EXERCISE GOAL:
Without the pictures, return all of the material exactly as written.

RECORDS FOR THE EXERCISE:
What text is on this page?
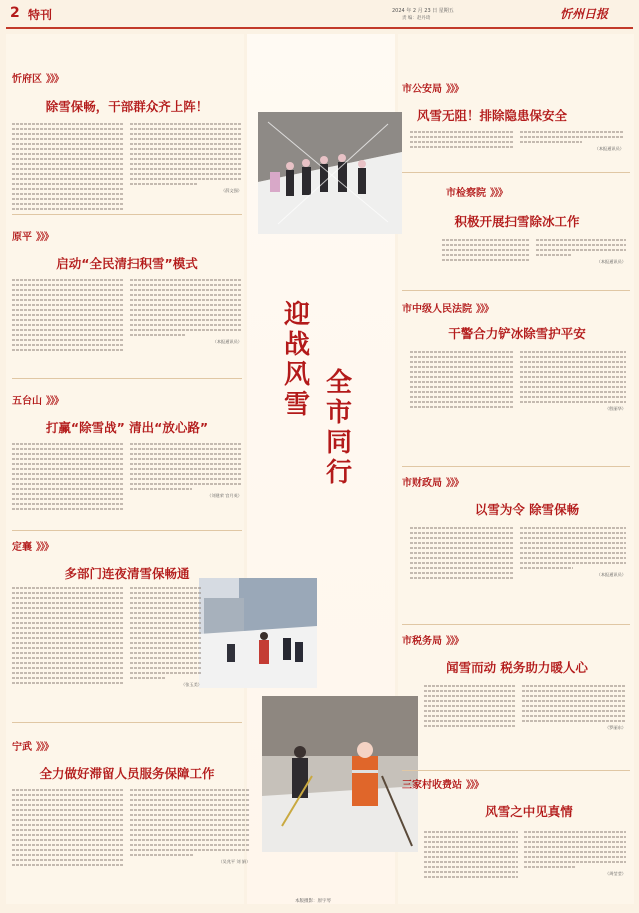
2 特刊	2024 年 2 月 23 日 星期五
责 编：赵丹琦	忻州日报
迎战风雪
全市同行
本版摄影：原宇琴
忻府区 》》》
除雪保畅，干部群众齐上阵！
（薛文强）
原平 》》》
启动“全民清扫积雪”模式
（本报通讯员）
五台山 》》》
打赢“除雪战” 清出“放心路”
（刘建荣 宫月英）
定襄 》》》
多部门连夜清雪保畅通
（张玉美）
宁武 》》》
全力做好滞留人员服务保障工作
（吴兆平 刘 娟）
市公安局 》》》
风雪无阻！排除隐患保安全
（本报通讯员）
市检察院 》》》
积极开展扫雪除冰工作
（本报通讯员）
市中级人民法院 》》》
干警合力铲冰除雪护平安
（殷丽华）
市财政局 》》》
以雪为令 除雪保畅
（本报通讯员）
市税务局 》》》
闻雪而动 税务助力暖人心
（罗丽东）
三家村收费站 》》》
风雪之中见真情
（周莹莹）
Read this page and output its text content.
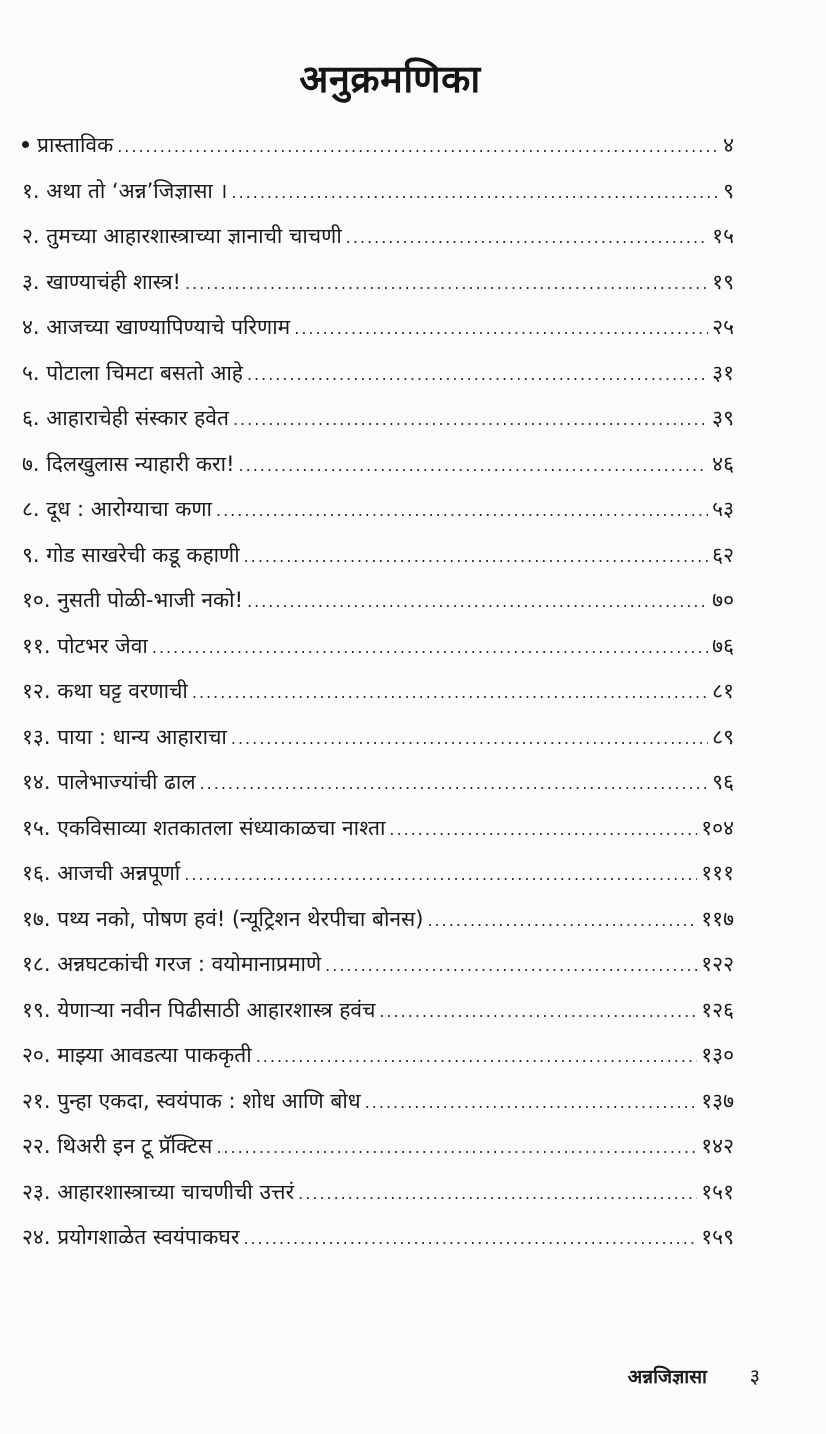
अनुक्रमणिका
प्रास्ताविक .....	४
१. अथा तो ‘अन्न’जिज्ञासा । .....	९
२. तुमच्या आहारशास्त्राच्या ज्ञानाची चाचणी .....	१५
३. खाण्याचंही शास्त्र! .....	१९
४. आजच्या खाण्यापिण्याचे परिणाम .....	२५
५. पोटाला चिमटा बसतो आहे .....	३१
६. आहाराचेही संस्कार हवेत .....	३९
७. दिलखुलास न्याहारी करा! .....	४६
८. दूध : आरोग्याचा कणा .....	५३
९. गोड साखरेची कडू कहाणी .....	६२
१०. नुसती पोळी-भाजी नको! .....	७०
११. पोटभर जेवा .....	७६
१२. कथा घट्ट वरणाची .....	८१
१३. पाया : धान्य आहाराचा .....	८९
१४. पालेभाज्यांची ढाल .....	९६
१५. एकविसाव्या शतकातला संध्याकाळचा नाश्ता .....	१०४
१६. आजची अन्नपूर्णा .....	१११
१७. पथ्य नको, पोषण हवं! (न्यूट्रिशन थेरपीचा बोनस) .....	११७
१८. अन्नघटकांची गरज : वयोमानाप्रमाणे .....	१२२
१९. येणाऱ्या नवीन पिढीसाठी आहारशास्त्र हवंच .....	१२६
२०. माझ्या आवडत्या पाककृती .....	१३०
२१. पुन्हा एकदा, स्वयंपाक : शोध आणि बोध .....	१३७
२२. थिअरी इन टू प्रॅक्टिस .....	१४२
२३. आहारशास्त्राच्या चाचणीची उत्तरं .....	१५१
२४. प्रयोगशाळेत स्वयंपाकघर .....	१५९
अन्नजिज्ञासा ३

FULL OUTPUT:
What text is on this page?
2 特刊	2024 年 2 月 23 日 星期五
责 编：赵丹琦	忻州日报
迎战风雪
全市同行
本版摄影：原宇琴
忻府区 》》》
除雪保畅，干部群众齐上阵！
（薛文强）
原平 》》》
启动“全民清扫积雪”模式
（本报通讯员）
五台山 》》》
打赢“除雪战” 清出“放心路”
（刘建荣 宫月英）
定襄 》》》
多部门连夜清雪保畅通
（张玉美）
宁武 》》》
全力做好滞留人员服务保障工作
（吴兆平 刘 娟）
市公安局 》》》
风雪无阻！排除隐患保安全
（本报通讯员）
市检察院 》》》
积极开展扫雪除冰工作
（本报通讯员）
市中级人民法院 》》》
干警合力铲冰除雪护平安
（殷丽华）
市财政局 》》》
以雪为令 除雪保畅
（本报通讯员）
市税务局 》》》
闻雪而动 税务助力暖人心
（罗丽东）
三家村收费站 》》》
风雪之中见真情
（周莹莹）
Read this page and output its text content.
अनुक्रमणिका
प्रास्ताविक .....	४
१. अथा तो ‘अन्न’जिज्ञासा । .....	९
२. तुमच्या आहारशास्त्राच्या ज्ञानाची चाचणी .....	१५
३. खाण्याचंही शास्त्र! .....	१९
४. आजच्या खाण्यापिण्याचे परिणाम .....	२५
५. पोटाला चिमटा बसतो आहे .....	३१
६. आहाराचेही संस्कार हवेत .....	३९
७. दिलखुलास न्याहारी करा! .....	४६
८. दूध : आरोग्याचा कणा .....	५३
९. गोड साखरेची कडू कहाणी .....	६२
१०. नुसती पोळी-भाजी नको! .....	७०
११. पोटभर जेवा .....	७६
१२. कथा घट्ट वरणाची .....	८१
१३. पाया : धान्य आहाराचा .....	८९
१४. पालेभाज्यांची ढाल .....	९६
१५. एकविसाव्या शतकातला संध्याकाळचा नाश्ता .....	१०४
१६. आजची अन्नपूर्णा .....	१११
१७. पथ्य नको, पोषण हवं! (न्यूट्रिशन थेरपीचा बोनस) .....	११७
१८. अन्नघटकांची गरज : वयोमानाप्रमाणे .....	१२२
१९. येणाऱ्या नवीन पिढीसाठी आहारशास्त्र हवंच .....	१२६
२०. माझ्या आवडत्या पाककृती .....	१३०
२१. पुन्हा एकदा, स्वयंपाक : शोध आणि बोध .....	१३७
२२. थिअरी इन टू प्रॅक्टिस .....	१४२
२३. आहारशास्त्राच्या चाचणीची उत्तरं .....	१५१
२४. प्रयोगशाळेत स्वयंपाकघर .....	१५९
अन्नजिज्ञासा ३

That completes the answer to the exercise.